### GEGEVEN TEKST
____

De regering stelde in reactie op het advies van de Afdeling dat de burgerschapsopdracht niet nader hoeft te worden geconcretiseerd, omdat deze slechts een algemene - open, globale - opdracht voor het onderwijs formuleert die (blijkbaar) geen betrekking zou hebben op de inhoud van het onderwijs. De nadere uitwerking in kerndoelen en eindtermen voor het onderwijs in burgerschap zal eerst plaatsvinden via de curriculumherziening. (zie noot 18) Voorlopig wordt dus volstaan met een globale doelbepaling.

____

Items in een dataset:
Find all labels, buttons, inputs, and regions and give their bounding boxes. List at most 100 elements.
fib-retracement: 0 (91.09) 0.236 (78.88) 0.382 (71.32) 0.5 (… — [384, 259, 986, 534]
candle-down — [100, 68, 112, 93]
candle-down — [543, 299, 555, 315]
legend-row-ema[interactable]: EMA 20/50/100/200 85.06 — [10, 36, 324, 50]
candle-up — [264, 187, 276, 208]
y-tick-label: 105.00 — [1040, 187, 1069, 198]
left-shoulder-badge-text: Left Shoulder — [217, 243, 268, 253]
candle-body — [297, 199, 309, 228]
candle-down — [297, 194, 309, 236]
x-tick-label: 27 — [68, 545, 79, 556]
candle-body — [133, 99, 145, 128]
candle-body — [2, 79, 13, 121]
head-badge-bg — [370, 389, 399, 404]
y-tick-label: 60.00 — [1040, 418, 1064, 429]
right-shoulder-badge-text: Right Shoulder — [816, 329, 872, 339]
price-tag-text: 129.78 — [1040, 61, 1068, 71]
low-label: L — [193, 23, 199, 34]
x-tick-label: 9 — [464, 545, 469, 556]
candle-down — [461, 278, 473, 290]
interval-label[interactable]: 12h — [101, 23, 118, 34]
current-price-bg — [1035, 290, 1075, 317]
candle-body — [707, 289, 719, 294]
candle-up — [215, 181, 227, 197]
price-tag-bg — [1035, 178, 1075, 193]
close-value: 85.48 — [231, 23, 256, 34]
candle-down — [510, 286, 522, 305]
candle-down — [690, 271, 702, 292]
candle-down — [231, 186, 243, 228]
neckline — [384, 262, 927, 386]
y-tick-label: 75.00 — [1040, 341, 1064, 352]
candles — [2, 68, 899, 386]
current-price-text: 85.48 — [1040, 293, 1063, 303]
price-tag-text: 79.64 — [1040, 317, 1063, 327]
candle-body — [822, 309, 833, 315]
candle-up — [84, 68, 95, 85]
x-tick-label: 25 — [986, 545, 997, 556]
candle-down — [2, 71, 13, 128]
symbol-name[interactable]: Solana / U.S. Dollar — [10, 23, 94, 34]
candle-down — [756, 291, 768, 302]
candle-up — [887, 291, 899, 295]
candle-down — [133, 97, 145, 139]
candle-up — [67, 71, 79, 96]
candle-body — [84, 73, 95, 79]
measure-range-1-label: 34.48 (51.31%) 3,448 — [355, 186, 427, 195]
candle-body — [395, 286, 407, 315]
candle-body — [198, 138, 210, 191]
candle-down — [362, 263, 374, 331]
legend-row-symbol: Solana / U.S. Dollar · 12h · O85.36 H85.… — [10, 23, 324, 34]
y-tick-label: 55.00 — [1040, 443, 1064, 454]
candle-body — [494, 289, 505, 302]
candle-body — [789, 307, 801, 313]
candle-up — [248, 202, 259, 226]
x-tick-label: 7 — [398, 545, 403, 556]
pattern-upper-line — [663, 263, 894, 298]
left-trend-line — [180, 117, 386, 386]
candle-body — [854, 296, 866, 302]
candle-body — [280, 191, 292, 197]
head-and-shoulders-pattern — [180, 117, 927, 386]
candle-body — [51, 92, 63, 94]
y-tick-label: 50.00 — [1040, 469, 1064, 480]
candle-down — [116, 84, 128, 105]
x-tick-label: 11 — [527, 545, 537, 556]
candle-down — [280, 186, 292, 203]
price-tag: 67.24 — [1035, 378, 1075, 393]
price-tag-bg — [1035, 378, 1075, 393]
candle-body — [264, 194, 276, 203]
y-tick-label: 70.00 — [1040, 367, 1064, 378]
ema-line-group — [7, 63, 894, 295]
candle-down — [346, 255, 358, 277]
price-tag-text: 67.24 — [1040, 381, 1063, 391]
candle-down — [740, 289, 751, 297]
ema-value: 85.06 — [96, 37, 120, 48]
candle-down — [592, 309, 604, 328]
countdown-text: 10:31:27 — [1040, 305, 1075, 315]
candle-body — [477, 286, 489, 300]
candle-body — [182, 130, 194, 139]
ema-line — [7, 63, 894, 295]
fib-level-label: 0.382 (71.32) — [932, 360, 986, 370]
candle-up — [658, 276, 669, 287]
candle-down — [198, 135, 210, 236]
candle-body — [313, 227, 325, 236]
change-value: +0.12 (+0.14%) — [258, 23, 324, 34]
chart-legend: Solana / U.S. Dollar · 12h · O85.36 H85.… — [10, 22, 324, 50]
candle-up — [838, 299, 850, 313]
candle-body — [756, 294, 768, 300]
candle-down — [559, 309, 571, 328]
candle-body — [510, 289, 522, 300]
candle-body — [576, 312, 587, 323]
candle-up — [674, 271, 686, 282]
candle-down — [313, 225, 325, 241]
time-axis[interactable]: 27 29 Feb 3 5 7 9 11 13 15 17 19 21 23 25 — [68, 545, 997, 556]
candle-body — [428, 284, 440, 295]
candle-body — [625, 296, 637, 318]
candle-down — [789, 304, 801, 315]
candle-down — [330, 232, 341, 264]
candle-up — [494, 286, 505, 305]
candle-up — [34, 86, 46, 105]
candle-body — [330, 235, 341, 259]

____

### OPDRACHTEN
1) Geef het stuk van "De regering stelde" tot en met "een globale doelbepaling." uit de tekst over de burgerschapsopdracht opnieuw, waarbij je "regering" vervangt door "minister".
2) Beantwoord de volgende vragen over de tekst over de burgerschapsopdracht.
(a) Op het advies van wie reageerde de regering?
(b) Via welke herziening vindt de nadere uitwerking in kerndoelen en eindtermen plaats?
(c) Waarmee wordt voorlopig volstaan?

### JUISTE ANTWOORDEN
1)
De minister stelde in reactie op het advies van de Afdeling dat de burgerschapsopdracht niet nader hoeft te worden geconcretiseerd, omdat deze slechts een algemene - open, globale - opdracht voor het onderwijs formuleert die (blijkbaar) geen betrekking zou hebben op de inhoud van het onderwijs. De nadere uitwerking in kerndoelen en eindtermen voor het onderwijs in burgerschap zal eerst plaatsvinden via de curriculumherziening. (zie noot 18) Voorlopig wordt dus volstaan met een globale doelbepaling.

2)
(a) Op het advies van de Afdeling.
(b) Via de curriculumherziening.
(c) Met een globale doelbepaling.